>> Start Data lines

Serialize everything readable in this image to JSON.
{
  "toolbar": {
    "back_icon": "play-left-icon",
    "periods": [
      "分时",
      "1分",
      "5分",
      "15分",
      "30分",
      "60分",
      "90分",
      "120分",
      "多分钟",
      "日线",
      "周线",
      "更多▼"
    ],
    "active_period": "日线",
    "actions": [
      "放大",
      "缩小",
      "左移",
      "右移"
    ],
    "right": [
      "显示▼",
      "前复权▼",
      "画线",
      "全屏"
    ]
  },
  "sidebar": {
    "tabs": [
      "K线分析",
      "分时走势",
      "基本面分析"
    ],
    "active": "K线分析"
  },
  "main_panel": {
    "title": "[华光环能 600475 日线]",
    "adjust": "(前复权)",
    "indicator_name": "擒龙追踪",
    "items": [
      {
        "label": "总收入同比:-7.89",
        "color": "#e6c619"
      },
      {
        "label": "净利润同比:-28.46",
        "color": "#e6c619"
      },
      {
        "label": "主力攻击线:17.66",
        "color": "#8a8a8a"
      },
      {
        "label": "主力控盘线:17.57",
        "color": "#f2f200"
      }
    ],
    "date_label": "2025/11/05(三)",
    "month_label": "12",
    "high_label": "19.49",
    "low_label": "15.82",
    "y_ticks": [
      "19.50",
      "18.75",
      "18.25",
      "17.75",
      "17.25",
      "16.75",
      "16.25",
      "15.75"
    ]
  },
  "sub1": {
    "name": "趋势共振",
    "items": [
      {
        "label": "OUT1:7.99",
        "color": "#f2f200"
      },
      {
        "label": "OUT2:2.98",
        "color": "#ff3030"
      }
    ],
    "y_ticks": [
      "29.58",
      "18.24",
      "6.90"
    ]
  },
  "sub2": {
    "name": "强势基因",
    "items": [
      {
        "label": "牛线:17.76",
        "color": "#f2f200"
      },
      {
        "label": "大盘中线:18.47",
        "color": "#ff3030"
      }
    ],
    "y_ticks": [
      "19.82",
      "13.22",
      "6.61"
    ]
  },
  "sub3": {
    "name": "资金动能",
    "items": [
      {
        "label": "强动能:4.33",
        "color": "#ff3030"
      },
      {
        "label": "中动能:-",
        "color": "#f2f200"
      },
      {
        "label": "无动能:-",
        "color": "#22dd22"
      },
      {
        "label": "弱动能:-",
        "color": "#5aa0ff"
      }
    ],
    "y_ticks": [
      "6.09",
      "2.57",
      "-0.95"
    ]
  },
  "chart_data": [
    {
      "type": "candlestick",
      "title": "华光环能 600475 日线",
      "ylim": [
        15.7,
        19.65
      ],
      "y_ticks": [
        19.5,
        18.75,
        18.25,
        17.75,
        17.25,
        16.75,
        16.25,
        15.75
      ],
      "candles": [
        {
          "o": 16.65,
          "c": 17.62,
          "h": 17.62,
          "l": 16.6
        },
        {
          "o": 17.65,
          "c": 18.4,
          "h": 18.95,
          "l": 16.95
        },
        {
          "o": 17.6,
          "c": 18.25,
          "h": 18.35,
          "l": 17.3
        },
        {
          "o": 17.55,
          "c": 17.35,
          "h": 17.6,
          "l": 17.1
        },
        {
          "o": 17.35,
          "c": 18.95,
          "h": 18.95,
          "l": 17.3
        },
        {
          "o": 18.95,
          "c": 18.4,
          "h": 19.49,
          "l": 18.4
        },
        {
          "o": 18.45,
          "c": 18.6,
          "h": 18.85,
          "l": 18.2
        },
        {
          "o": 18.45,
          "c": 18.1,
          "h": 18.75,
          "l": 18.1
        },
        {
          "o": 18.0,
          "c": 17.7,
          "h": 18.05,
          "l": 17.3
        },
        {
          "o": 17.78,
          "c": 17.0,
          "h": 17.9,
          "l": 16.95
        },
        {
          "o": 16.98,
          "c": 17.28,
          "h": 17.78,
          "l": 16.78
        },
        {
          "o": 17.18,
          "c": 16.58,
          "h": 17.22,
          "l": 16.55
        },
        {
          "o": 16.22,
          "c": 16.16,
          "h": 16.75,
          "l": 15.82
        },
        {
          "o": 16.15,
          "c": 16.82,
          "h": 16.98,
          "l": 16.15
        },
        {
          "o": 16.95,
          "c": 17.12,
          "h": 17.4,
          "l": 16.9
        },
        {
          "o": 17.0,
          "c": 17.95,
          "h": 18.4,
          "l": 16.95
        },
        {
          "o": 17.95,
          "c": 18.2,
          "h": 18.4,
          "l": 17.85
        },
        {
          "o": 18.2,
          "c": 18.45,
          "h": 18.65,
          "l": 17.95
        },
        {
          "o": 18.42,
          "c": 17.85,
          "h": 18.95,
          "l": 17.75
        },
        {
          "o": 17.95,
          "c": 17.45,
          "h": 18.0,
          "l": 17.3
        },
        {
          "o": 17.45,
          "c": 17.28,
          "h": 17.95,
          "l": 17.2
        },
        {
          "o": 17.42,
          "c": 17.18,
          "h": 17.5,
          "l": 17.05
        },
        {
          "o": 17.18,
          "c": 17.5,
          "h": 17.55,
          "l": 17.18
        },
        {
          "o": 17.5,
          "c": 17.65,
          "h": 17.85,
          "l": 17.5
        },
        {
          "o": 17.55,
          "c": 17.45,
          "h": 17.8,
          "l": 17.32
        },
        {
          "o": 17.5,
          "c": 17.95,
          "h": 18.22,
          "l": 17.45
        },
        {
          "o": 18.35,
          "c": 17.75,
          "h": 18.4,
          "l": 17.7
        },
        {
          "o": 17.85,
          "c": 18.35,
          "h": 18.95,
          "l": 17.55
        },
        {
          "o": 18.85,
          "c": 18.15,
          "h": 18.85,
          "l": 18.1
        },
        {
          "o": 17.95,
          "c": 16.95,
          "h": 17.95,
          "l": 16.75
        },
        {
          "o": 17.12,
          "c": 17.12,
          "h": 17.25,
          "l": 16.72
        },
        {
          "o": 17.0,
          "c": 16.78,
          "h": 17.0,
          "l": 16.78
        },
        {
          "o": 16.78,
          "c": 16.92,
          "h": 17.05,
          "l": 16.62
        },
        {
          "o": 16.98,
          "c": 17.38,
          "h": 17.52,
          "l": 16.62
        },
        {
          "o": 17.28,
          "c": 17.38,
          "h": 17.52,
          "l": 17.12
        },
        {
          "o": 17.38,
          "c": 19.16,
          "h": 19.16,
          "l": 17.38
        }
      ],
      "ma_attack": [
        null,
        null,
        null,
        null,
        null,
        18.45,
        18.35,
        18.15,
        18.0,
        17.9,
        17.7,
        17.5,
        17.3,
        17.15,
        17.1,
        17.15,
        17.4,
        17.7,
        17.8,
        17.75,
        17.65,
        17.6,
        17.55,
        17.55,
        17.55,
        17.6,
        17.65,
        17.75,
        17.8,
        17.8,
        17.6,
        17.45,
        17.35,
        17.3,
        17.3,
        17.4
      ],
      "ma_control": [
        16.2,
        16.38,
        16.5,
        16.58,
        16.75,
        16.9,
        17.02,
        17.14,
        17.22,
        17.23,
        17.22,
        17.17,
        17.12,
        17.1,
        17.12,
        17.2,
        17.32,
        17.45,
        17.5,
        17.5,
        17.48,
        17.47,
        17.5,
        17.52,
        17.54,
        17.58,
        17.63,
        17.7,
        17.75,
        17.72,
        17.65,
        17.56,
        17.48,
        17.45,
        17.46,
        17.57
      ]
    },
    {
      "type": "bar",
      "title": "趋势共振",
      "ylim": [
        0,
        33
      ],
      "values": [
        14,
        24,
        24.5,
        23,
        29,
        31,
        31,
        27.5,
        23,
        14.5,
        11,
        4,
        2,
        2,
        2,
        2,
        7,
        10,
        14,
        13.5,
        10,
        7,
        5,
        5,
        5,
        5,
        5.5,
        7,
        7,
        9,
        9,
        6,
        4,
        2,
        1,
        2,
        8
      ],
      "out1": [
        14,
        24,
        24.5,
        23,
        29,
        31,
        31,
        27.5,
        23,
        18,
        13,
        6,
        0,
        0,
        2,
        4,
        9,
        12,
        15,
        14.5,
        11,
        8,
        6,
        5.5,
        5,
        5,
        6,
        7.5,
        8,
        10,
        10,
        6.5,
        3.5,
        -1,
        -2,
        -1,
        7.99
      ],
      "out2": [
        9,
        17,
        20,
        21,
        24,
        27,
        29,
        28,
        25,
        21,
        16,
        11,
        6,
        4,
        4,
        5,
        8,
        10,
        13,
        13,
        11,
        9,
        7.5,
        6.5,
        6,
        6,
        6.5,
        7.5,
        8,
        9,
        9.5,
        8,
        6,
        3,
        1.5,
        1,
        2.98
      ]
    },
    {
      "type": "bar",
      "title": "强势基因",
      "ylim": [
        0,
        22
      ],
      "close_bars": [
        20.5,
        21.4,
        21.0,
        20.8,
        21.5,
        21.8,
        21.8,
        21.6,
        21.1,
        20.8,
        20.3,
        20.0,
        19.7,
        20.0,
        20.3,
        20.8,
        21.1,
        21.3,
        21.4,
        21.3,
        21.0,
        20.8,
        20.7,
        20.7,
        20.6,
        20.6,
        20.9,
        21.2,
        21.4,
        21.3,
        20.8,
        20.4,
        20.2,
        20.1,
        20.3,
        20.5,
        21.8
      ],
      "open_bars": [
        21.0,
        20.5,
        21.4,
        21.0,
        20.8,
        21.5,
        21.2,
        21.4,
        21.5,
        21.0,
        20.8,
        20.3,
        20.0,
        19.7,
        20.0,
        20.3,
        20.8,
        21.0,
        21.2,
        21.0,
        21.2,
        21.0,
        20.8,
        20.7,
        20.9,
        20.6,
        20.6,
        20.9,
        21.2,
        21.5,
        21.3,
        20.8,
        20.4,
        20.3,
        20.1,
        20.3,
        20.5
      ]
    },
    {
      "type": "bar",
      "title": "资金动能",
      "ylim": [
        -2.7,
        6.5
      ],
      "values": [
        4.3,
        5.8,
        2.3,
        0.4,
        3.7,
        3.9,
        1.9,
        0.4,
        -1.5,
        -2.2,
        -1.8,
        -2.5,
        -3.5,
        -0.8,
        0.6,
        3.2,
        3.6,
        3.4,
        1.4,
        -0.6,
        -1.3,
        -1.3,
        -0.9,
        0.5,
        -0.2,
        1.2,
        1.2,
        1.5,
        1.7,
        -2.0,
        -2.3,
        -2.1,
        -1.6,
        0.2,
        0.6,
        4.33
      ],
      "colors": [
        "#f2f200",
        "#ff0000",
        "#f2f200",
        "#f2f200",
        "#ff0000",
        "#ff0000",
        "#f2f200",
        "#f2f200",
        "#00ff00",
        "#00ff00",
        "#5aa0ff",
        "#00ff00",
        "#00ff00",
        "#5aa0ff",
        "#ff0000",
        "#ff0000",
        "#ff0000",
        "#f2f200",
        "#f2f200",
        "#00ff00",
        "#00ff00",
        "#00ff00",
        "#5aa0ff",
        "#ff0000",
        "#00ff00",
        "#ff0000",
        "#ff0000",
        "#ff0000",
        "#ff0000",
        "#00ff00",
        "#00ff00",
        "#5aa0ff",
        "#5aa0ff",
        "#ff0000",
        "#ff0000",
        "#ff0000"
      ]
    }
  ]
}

>> End Data lines

From the listing above, collect every line that mentions the word "华光环能".

### Output of the task
    "title": "[华光环能 600475 日线]",
      "title": "华光环能 600475 日线",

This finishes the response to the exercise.